━━━ Listing ━━━
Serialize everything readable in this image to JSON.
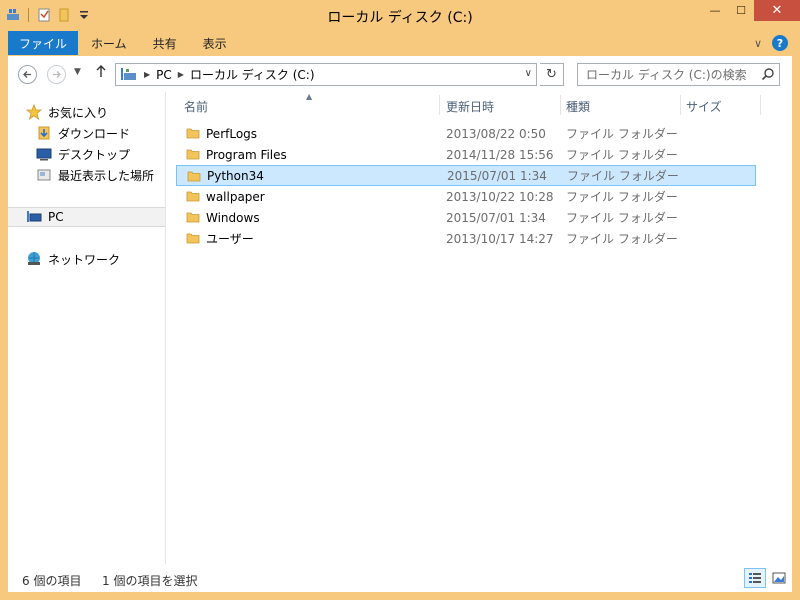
{
  "window": {
    "title": "ローカル ディスク (C:)",
    "accent_color": "#f7c97e",
    "close_color": "#c7503f"
  },
  "qat": {
    "icons": [
      "properties-icon",
      "new-folder-icon",
      "customize-dropdown-icon"
    ]
  },
  "window_buttons": {
    "minimize": "—",
    "maximize": "☐",
    "close": "✕"
  },
  "ribbon": {
    "tabs": [
      {
        "label": "ファイル"
      },
      {
        "label": "ホーム"
      },
      {
        "label": "共有"
      },
      {
        "label": "表示"
      }
    ],
    "help": "?",
    "expand": "∨"
  },
  "address": {
    "crumbs": [
      "PC",
      "ローカル ディスク (C:)"
    ]
  },
  "search": {
    "placeholder": "ローカル ディスク (C:)の検索"
  },
  "nav": {
    "favorites": "お気に入り",
    "downloads": "ダウンロード",
    "desktop": "デスクトップ",
    "recent": "最近表示した場所",
    "pc": "PC",
    "network": "ネットワーク"
  },
  "columns": {
    "name": "名前",
    "date": "更新日時",
    "type": "種類",
    "size": "サイズ"
  },
  "files": [
    {
      "name": "PerfLogs",
      "date": "2013/08/22 0:50",
      "type": "ファイル フォルダー",
      "size": ""
    },
    {
      "name": "Program Files",
      "date": "2014/11/28 15:56",
      "type": "ファイル フォルダー",
      "size": ""
    },
    {
      "name": "Python34",
      "date": "2015/07/01 1:34",
      "type": "ファイル フォルダー",
      "size": "",
      "selected": true
    },
    {
      "name": "wallpaper",
      "date": "2013/10/22 10:28",
      "type": "ファイル フォルダー",
      "size": ""
    },
    {
      "name": "Windows",
      "date": "2015/07/01 1:34",
      "type": "ファイル フォルダー",
      "size": ""
    },
    {
      "name": "ユーザー",
      "date": "2013/10/17 14:27",
      "type": "ファイル フォルダー",
      "size": ""
    }
  ],
  "status": {
    "count": "6 個の項目",
    "selected": "1 個の項目を選択"
  }
}
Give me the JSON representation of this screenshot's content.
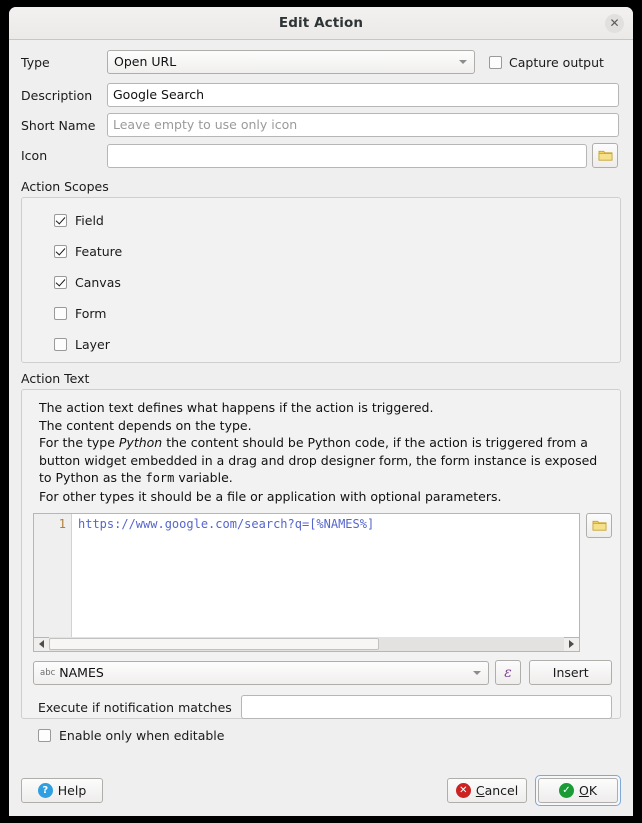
{
  "window": {
    "title": "Edit Action",
    "close_icon": "close-icon",
    "close_glyph": "✕"
  },
  "form": {
    "type_label": "Type",
    "type_value": "Open URL",
    "capture_output_label": "Capture output",
    "capture_output_checked": false,
    "description_label": "Description",
    "description_value": "Google Search",
    "short_name_label": "Short Name",
    "short_name_value": "",
    "short_name_placeholder": "Leave empty to use only icon",
    "icon_label": "Icon",
    "icon_value": "",
    "icon_browse_icon": "folder-icon"
  },
  "action_scopes": {
    "title": "Action Scopes",
    "items": [
      {
        "label": "Field",
        "checked": true
      },
      {
        "label": "Feature",
        "checked": true
      },
      {
        "label": "Canvas",
        "checked": true
      },
      {
        "label": "Form",
        "checked": false
      },
      {
        "label": "Layer",
        "checked": false
      }
    ]
  },
  "action_text": {
    "title": "Action Text",
    "help_line1": "The action text defines what happens if the action is triggered.",
    "help_line2": "The content depends on the type.",
    "help_line3_a": "For the type ",
    "help_line3_em": "Python",
    "help_line3_b": " the content should be Python code, if the action is triggered from a button widget embedded in a drag and drop designer form, the form instance is exposed to Python as the ",
    "help_line3_code": "form",
    "help_line3_c": " variable.",
    "help_line4": "For other types it should be a file or application with optional parameters.",
    "editor_line_number": "1",
    "editor_code": "https://www.google.com/search?q=[%NAMES%]",
    "editor_browse_icon": "folder-icon",
    "code_color": "#5566cc",
    "gutter_color": "#b07f3a"
  },
  "field_picker": {
    "type_badge": "abc",
    "selected_field": "NAMES",
    "expression_icon": "epsilon-icon",
    "expression_glyph": "ɛ",
    "insert_label": "Insert"
  },
  "notification": {
    "label": "Execute if notification matches",
    "value": ""
  },
  "editable": {
    "label": "Enable only when editable",
    "checked": false
  },
  "buttons": {
    "help": {
      "label": "Help",
      "icon": "help-icon",
      "glyph": "?"
    },
    "cancel": {
      "mnemonic": "C",
      "rest": "ancel",
      "icon": "cancel-icon",
      "glyph": "✕"
    },
    "ok": {
      "mnemonic": "O",
      "rest": "K",
      "icon": "ok-icon",
      "glyph": "✓",
      "focused": true
    }
  },
  "colors": {
    "dialog_bg": "#efefef",
    "accent_focus": "#7fa8d4",
    "green": "#1a9b35",
    "red": "#cc2222",
    "blue": "#2e9fe0",
    "purple": "#7a3f8c",
    "folder_yellow": "#f0d060"
  }
}
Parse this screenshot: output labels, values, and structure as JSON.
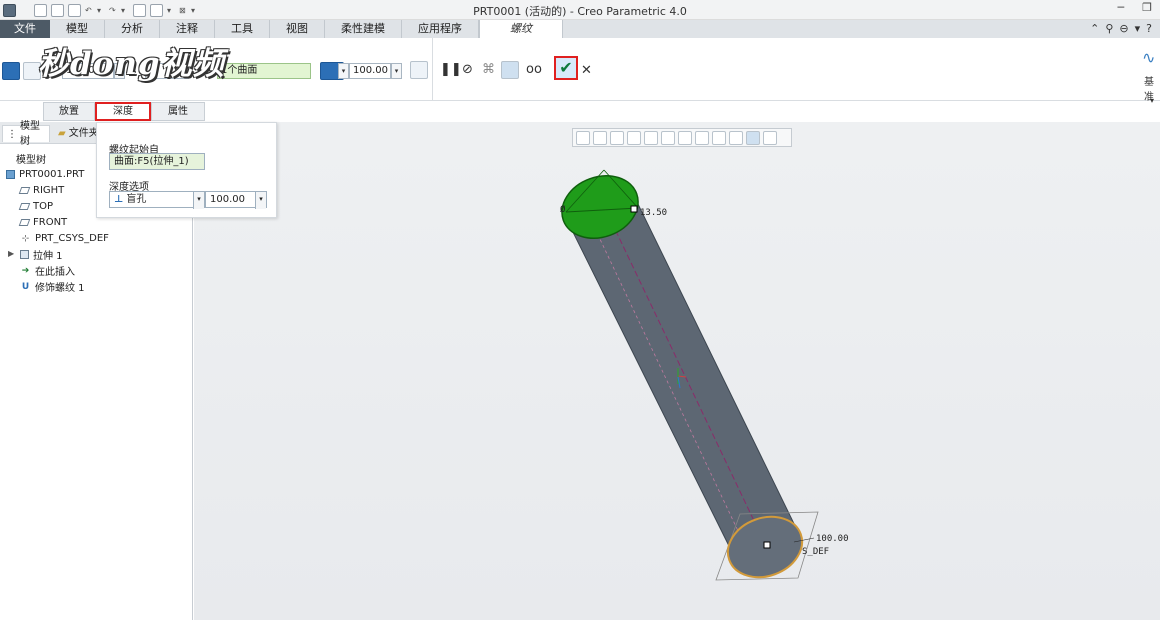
{
  "window": {
    "title": "PRT0001 (活动的) - Creo Parametric 4.0"
  },
  "ribbon_tabs": [
    {
      "label": "文件"
    },
    {
      "label": "模型"
    },
    {
      "label": "分析"
    },
    {
      "label": "注释"
    },
    {
      "label": "工具"
    },
    {
      "label": "视图"
    },
    {
      "label": "柔性建模"
    },
    {
      "label": "应用程序"
    },
    {
      "label": "螺纹"
    }
  ],
  "active_ribbon_tab": "螺纹",
  "watermark": "秒dong视频",
  "ribbon": {
    "diameter_value": "13.50",
    "surface_ref": "1个曲面",
    "depth_value": "100.00",
    "base_label": "基准"
  },
  "sub_tabs": [
    {
      "label": "放置"
    },
    {
      "label": "深度"
    },
    {
      "label": "属性"
    }
  ],
  "active_sub_tab": "深度",
  "depth_panel": {
    "thread_start_label": "螺纹起始自",
    "thread_start_value": "曲面:F5(拉伸_1)",
    "depth_option_label": "深度选项",
    "depth_option_value": "盲孔",
    "depth_value": "100.00"
  },
  "left_panel": {
    "tabs": [
      {
        "label": "模型树"
      },
      {
        "label": "文件夹"
      }
    ],
    "tree_header": "模型树",
    "tree_items": [
      {
        "label": "PRT0001.PRT",
        "icon": "part-icon"
      },
      {
        "label": "RIGHT",
        "icon": "datum-plane-icon"
      },
      {
        "label": "TOP",
        "icon": "datum-plane-icon"
      },
      {
        "label": "FRONT",
        "icon": "datum-plane-icon"
      },
      {
        "label": "PRT_CSYS_DEF",
        "icon": "csys-icon"
      },
      {
        "label": "拉伸 1",
        "icon": "extrude-icon"
      },
      {
        "label": "在此插入",
        "icon": "insert-here-icon"
      },
      {
        "label": "修饰螺纹 1",
        "icon": "thread-icon"
      }
    ]
  },
  "graphics": {
    "dim_diameter": "13.50",
    "dim_depth": "100.00",
    "csys_label": "S_DEF"
  },
  "colors": {
    "file_tab": "#4d5a66",
    "highlight": "#e02020",
    "cylinder": "#5e6874",
    "cap": "#1f9c1a",
    "bottom_cap": "#d29a3a"
  }
}
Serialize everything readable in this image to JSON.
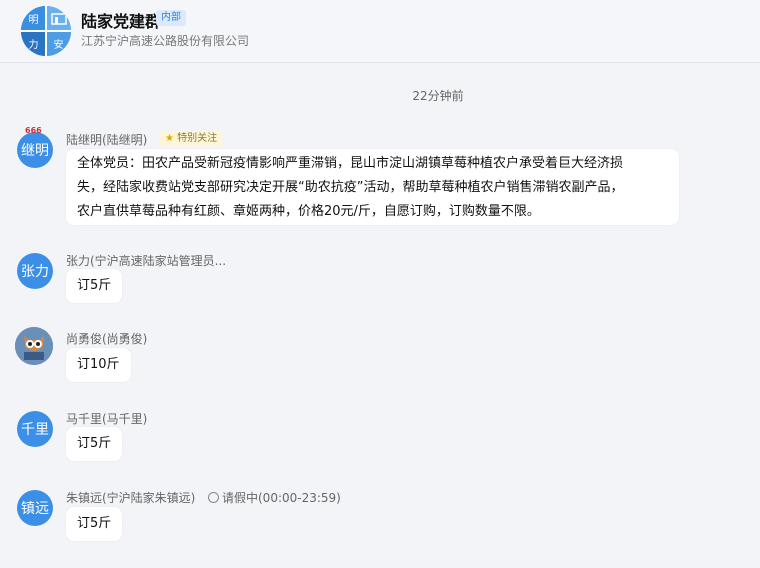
{
  "header": {
    "avatar_chars": [
      "明",
      "",
      "力",
      "安"
    ],
    "group_name": "陆家党建群",
    "group_tag": "内部",
    "company": "江苏宁沪高速公路股份有限公司"
  },
  "timestamp": "22分钟前",
  "messages": [
    {
      "avatar_text": "继明",
      "avatar_badge": "666",
      "sender": "陆继明(陆继明)",
      "tag": "特别关注",
      "text_lines": [
        "全体党员：田农产品受新冠疫情影响严重滞销，昆山市淀山湖镇草莓种植农户承受着巨大经济损",
        "失，经陆家收费站党支部研究决定开展“助农抗疫”活动，帮助草莓种植农户销售滞销农副产品，",
        "农户直供草莓品种有红颜、章姬两种，价格20元/斤，自愿订购，订购数量不限。"
      ]
    },
    {
      "avatar_text": "张力",
      "sender": "张力(宁沪高速陆家站管理员...",
      "text": "订5斤"
    },
    {
      "avatar_text": "",
      "sender": "尚勇俊(尚勇俊)",
      "text": "订10斤"
    },
    {
      "avatar_text": "千里",
      "sender": "马千里(马千里)",
      "text": "订5斤"
    },
    {
      "avatar_text": "镇远",
      "sender": "朱镇远(宁沪陆家朱镇远)",
      "status": "请假中(00:00-23:59)",
      "text": "订5斤"
    }
  ]
}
━━━
#### Short exercise:
Every line of the records that includes the word "screenshot" should be gathered.

#### Response for this exercise:
Give me the JSON representation of this screenshot's content.
Parse this screenshot: output labels, values, and structure as JSON.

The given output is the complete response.